# MATERIAL SUPPLIED

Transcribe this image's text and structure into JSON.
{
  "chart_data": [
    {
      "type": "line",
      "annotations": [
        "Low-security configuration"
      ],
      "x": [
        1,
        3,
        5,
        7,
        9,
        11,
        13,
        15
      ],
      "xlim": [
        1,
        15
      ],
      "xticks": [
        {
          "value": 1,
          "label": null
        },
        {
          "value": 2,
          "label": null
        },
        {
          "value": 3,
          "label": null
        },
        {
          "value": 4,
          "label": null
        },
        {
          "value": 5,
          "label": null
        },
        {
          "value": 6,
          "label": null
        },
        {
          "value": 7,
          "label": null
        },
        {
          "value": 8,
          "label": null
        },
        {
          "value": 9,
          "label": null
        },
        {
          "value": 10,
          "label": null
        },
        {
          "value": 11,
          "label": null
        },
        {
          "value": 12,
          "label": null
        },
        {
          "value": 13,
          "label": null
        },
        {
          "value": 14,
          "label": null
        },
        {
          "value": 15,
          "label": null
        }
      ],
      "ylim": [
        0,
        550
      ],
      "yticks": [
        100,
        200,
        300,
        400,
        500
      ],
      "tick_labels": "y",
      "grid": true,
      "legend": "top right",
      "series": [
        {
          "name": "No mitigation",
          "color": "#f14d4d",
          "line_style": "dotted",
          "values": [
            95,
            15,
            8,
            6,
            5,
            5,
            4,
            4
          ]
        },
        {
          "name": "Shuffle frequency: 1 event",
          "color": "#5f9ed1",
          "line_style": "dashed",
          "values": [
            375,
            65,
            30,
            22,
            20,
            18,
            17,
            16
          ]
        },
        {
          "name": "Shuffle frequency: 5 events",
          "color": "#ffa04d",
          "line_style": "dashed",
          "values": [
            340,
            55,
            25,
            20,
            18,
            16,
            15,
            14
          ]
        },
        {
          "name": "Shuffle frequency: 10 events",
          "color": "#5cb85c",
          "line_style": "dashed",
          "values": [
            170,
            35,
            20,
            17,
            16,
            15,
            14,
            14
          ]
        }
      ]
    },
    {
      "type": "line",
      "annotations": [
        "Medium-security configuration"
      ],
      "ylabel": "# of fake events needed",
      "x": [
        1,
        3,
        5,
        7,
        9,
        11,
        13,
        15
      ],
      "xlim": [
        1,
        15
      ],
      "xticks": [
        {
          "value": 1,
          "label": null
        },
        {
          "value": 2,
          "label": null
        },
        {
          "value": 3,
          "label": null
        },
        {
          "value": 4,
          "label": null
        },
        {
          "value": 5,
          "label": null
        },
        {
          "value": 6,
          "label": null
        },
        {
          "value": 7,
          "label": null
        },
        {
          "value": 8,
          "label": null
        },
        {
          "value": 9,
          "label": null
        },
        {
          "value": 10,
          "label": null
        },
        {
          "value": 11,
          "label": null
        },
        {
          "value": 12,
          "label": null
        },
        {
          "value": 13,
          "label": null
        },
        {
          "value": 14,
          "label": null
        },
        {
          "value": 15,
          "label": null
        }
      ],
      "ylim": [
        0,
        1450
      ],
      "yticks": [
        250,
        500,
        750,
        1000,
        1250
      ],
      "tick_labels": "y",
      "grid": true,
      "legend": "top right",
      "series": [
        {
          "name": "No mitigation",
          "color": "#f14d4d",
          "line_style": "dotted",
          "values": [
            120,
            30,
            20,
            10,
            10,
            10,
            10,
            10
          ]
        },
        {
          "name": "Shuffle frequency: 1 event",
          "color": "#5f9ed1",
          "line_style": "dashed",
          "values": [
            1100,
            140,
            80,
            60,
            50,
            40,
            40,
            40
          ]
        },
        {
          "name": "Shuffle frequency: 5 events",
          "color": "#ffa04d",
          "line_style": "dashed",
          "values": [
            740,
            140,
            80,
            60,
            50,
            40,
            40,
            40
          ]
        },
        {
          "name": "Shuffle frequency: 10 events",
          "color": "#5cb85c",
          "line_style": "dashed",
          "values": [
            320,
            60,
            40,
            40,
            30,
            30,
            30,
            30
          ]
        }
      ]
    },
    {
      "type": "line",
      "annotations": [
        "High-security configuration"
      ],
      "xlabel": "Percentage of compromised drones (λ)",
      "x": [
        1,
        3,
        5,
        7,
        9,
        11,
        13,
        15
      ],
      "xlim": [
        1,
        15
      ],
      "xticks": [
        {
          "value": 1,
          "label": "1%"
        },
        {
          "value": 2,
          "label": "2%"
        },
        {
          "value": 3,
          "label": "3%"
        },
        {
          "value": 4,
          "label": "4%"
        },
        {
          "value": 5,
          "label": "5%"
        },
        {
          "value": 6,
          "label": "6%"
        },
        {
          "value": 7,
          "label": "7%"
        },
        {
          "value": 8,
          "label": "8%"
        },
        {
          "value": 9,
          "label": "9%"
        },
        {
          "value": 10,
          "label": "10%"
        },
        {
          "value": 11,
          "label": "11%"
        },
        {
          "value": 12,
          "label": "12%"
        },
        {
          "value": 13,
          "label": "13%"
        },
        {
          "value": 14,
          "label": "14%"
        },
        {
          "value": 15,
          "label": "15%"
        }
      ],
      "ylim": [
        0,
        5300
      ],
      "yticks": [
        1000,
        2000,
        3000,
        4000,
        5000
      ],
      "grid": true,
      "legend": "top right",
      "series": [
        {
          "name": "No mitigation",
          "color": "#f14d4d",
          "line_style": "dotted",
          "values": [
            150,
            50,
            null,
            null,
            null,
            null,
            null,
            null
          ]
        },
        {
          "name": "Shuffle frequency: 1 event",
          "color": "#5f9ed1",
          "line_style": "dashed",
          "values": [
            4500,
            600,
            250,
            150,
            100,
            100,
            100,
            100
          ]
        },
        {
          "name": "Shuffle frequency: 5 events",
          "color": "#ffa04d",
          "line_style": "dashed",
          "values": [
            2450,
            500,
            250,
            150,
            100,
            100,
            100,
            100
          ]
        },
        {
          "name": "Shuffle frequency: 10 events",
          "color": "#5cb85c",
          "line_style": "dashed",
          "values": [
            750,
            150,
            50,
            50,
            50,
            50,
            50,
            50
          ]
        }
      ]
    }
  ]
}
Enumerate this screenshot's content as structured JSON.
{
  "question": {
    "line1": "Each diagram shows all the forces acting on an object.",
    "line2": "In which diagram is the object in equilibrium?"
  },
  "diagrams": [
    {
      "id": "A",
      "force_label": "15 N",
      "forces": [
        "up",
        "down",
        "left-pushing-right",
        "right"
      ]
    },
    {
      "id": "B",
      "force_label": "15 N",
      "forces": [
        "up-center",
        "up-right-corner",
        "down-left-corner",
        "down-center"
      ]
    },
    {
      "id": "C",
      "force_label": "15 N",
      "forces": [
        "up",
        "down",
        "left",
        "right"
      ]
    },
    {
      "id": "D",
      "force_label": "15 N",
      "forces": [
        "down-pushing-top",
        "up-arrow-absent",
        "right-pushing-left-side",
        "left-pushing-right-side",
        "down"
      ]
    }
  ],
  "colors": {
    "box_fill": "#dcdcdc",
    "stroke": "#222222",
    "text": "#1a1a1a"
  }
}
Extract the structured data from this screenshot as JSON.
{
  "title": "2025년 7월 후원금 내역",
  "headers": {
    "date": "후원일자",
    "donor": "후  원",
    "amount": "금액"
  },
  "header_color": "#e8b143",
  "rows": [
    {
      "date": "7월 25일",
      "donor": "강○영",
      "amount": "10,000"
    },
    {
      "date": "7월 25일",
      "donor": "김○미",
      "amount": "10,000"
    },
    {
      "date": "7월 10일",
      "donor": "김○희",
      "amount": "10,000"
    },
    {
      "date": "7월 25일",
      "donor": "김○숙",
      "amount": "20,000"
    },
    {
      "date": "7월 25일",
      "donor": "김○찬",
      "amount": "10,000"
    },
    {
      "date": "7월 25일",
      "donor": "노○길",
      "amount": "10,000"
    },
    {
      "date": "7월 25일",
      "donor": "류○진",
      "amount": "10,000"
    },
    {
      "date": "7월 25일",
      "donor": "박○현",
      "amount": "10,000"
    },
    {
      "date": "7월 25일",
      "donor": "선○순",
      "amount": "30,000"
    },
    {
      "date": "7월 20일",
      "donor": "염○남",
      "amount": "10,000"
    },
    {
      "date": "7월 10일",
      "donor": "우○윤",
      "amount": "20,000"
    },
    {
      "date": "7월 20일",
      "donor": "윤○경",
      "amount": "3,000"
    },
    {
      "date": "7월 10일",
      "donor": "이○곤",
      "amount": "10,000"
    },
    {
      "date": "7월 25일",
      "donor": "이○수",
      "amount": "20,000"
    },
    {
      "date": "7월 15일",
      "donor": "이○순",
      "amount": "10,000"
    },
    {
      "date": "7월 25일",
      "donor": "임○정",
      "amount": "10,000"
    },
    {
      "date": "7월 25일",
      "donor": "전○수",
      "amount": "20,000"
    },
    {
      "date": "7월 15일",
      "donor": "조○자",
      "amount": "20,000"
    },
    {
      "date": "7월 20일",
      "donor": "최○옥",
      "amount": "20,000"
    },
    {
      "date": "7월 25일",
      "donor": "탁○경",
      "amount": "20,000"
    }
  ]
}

# YOUR INSTRUCTIONS
Copy out all lines from the material above that contain the string "left".

# FINISHED TASK
        "left-pushing-right",
        "down-left-corner",
        "left",
        "right-pushing-left-side",
        "left-pushing-right-side",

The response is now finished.